* Written exercise *
Can you pull out each line of the data below that includes the word "safe"?

* Given information *
--

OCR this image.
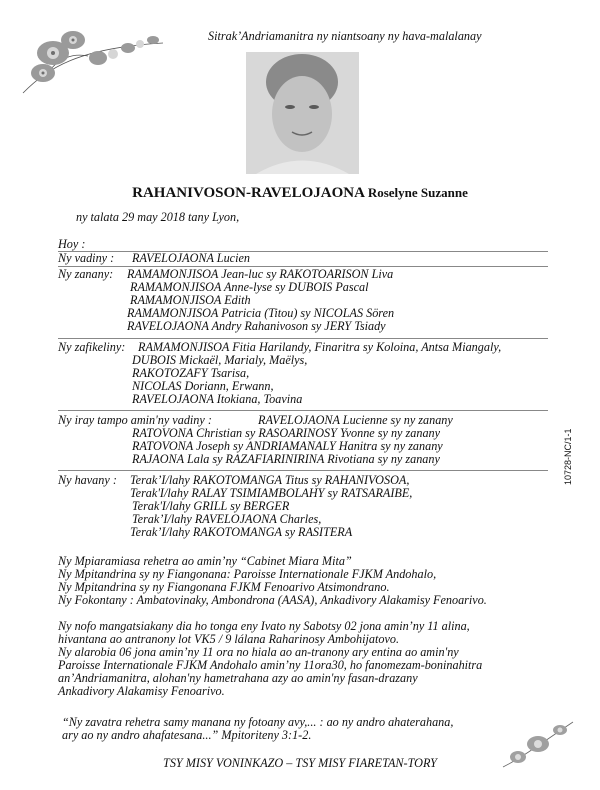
Sitrak’Andriamanitra ny niantsoany ny hava-malalanay
RAHANIVOSON-RAVELOJAONA Roselyne Suzanne
ny talata 29 may 2018 tany Lyon,
Hoy :
Ny vadiny : RAVELOJAONA Lucien
Ny zanany: RAMAMONJISOA Jean-luc sy RAKOTOARISON Liva
RAMAMONJISOA Anne-lyse sy DUBOIS Pascal
RAMAMONJISOA Edith
RAMAMONJISOA Patricia (Titou) sy NICOLAS Sören
RAVELOJAONA Andry Rahanivoson sy JERY Tsiady
Ny zafikeliny: RAMAMONJISOA Fitia Harilandy, Finaritra sy Koloina, Antsa Miangaly,
DUBOIS Mickaël, Marialy, Maëlys,
RAKOTOZAFY Tsarisa,
NICOLAS Doriann, Erwann,
RAVELOJAONA Itokiana, Toavina
Ny iray tampo amin'ny vadiny :	RAVELOJAONA Lucienne sy ny zanany
RATOVONA Christian sy RASOARINOSY Yvonne sy ny zanany
RATOVONA Joseph sy ANDRIAMANALY Hanitra sy ny zanany
RAJAONA Lala sy RAZAFIARINIRINA Rivotiana sy ny zanany
Ny havany : Terak’I/lahy RAKOTOMANGA Titus sy RAHANIVOSOA,
Terak'I/lahy RALAY TSIMIAMBOLAHY sy RATSARAIBE,
Terak'I/lahy GRILL sy BERGER
Terak’I/lahy RAVELOJAONA Charles,
Terak’I/lahy RAKOTOMANGA sy RASITERA
10728-NC/1-1
Ny Mpiaramiasa rehetra ao amin’ny “Cabinet Miara Mita”
Ny Mpitandrina sy ny Fiangonana: Paroisse Internationale FJKM Andohalo,
Ny Mpitandrina sy ny Fiangonana FJKM Fenoarivo Atsimondrano.
Ny Fokontany : Ambatovinaky, Ambondrona (AASA), Ankadivory Alakamisy Fenoarivo.
Ny nofo mangatsiakany dia ho tonga eny Ivato ny Sabotsy 02 jona amin’ny 11 alina,
hivantana ao antranony lot VK5 / 9 lálana Raharinosy Ambohijatovo.
Ny alarobia 06 jona amin’ny 11 ora no hiala ao an-tranony ary entina ao amin'ny
Paroisse Internationale FJKM Andohalo amin’ny 11ora30, ho fanomezam-boninahitra
an’Andriamanitra, alohan'ny hametrahana azy ao amin'ny fasan-drazany
Ankadivory Alakamisy Fenoarivo.
“Ny zavatra rehetra samy manana ny fotoany avy,... : ao ny andro ahaterahana,
ary ao ny andro ahafatesana...” Mpitoriteny 3:1-2.
TSY MISY VONINKAZO – TSY MISY FIARETAN-TORY
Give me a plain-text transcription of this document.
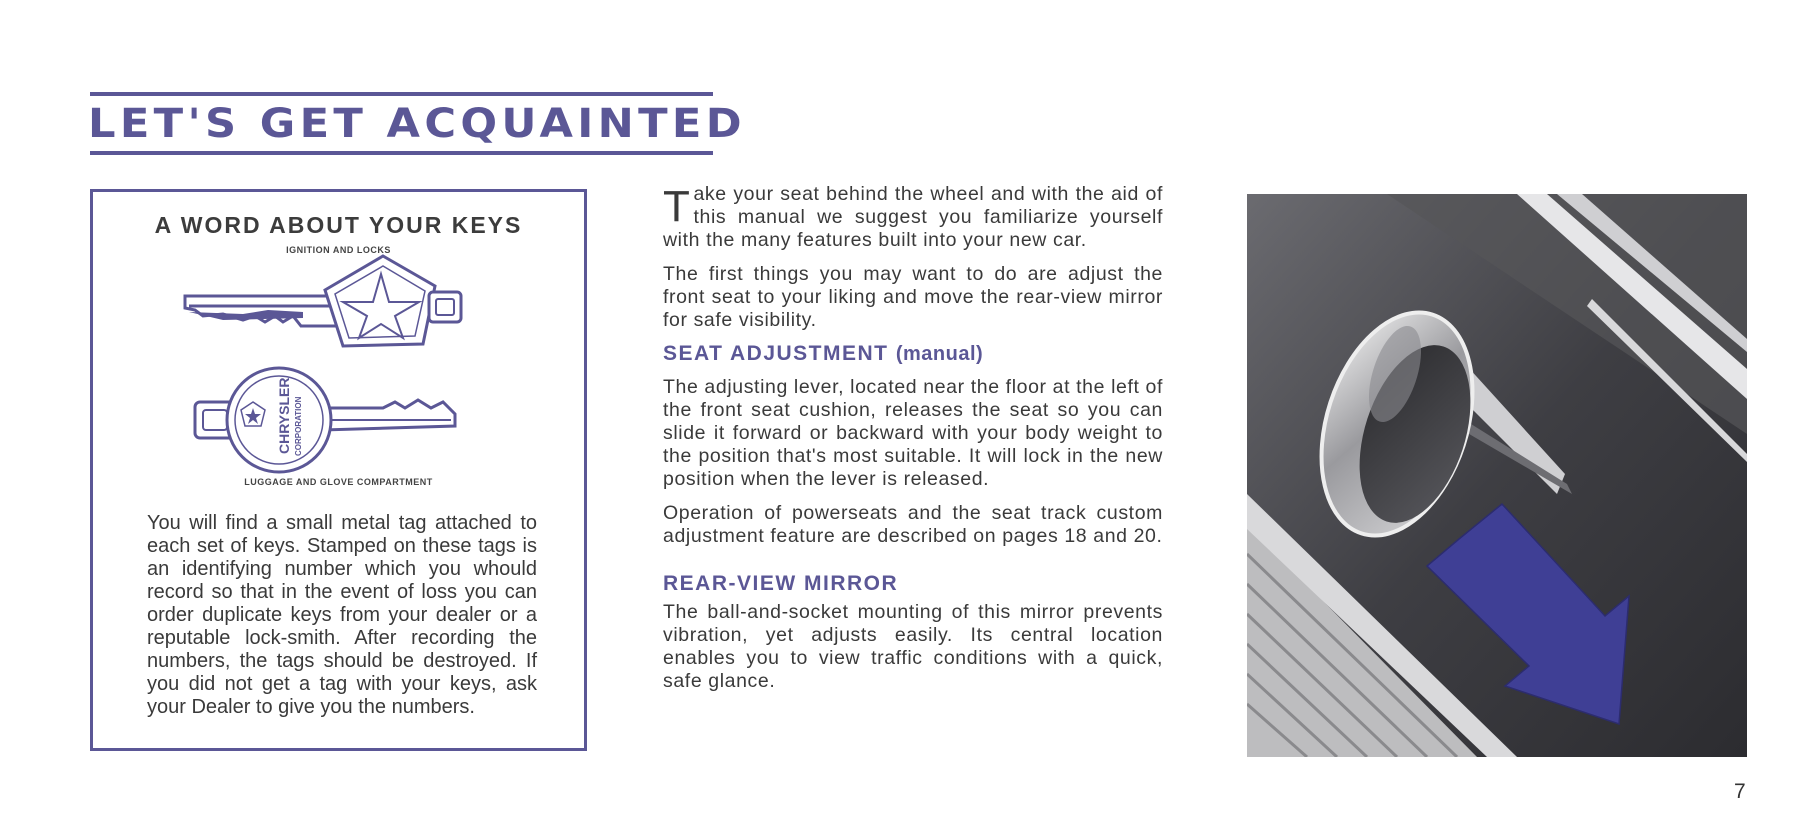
LET'S GET ACQUAINTED
A WORD ABOUT YOUR KEYS
IGNITION AND LOCKS
CHRYSLER CORPORATION
LUGGAGE AND GLOVE COMPARTMENT

You will find a small metal tag attached to each set of keys. Stamped on these tags is an identifying number which you whould record so that in the event of loss you can order duplicate keys from your dealer or a reputable lock-smith. After recording the numbers, the tags should be destroyed. If you did not get a tag with your keys, ask your Dealer to give you the numbers.

Take your seat behind the wheel and with the aid of this manual we suggest you familiarize yourself with the many features built into your new car.

The first things you may want to do are adjust the front seat to your liking and move the rear-view mirror for safe visibility.

SEAT ADJUSTMENT (manual)

The adjusting lever, located near the floor at the left of the front seat cushion, releases the seat so you can slide it forward or backward with your body weight to the position that's most suitable. It will lock in the new position when the lever is released.

Operation of powerseats and the seat track custom adjustment feature are described on pages 18 and 20.

REAR-VIEW MIRROR

The ball-and-socket mounting of this mirror prevents vibration, yet adjusts easily. Its central location enables you to view traffic conditions with a quick, safe glance.

7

--

* Result of this exercise *
The first things you may want to do are adjust the front seat to your liking and move the rear-view mirror for safe visibility.
The ball-and-socket mounting of this mirror prevents vibration, yet adjusts easily. Its central location enables you to view traffic conditions with a quick, safe glance.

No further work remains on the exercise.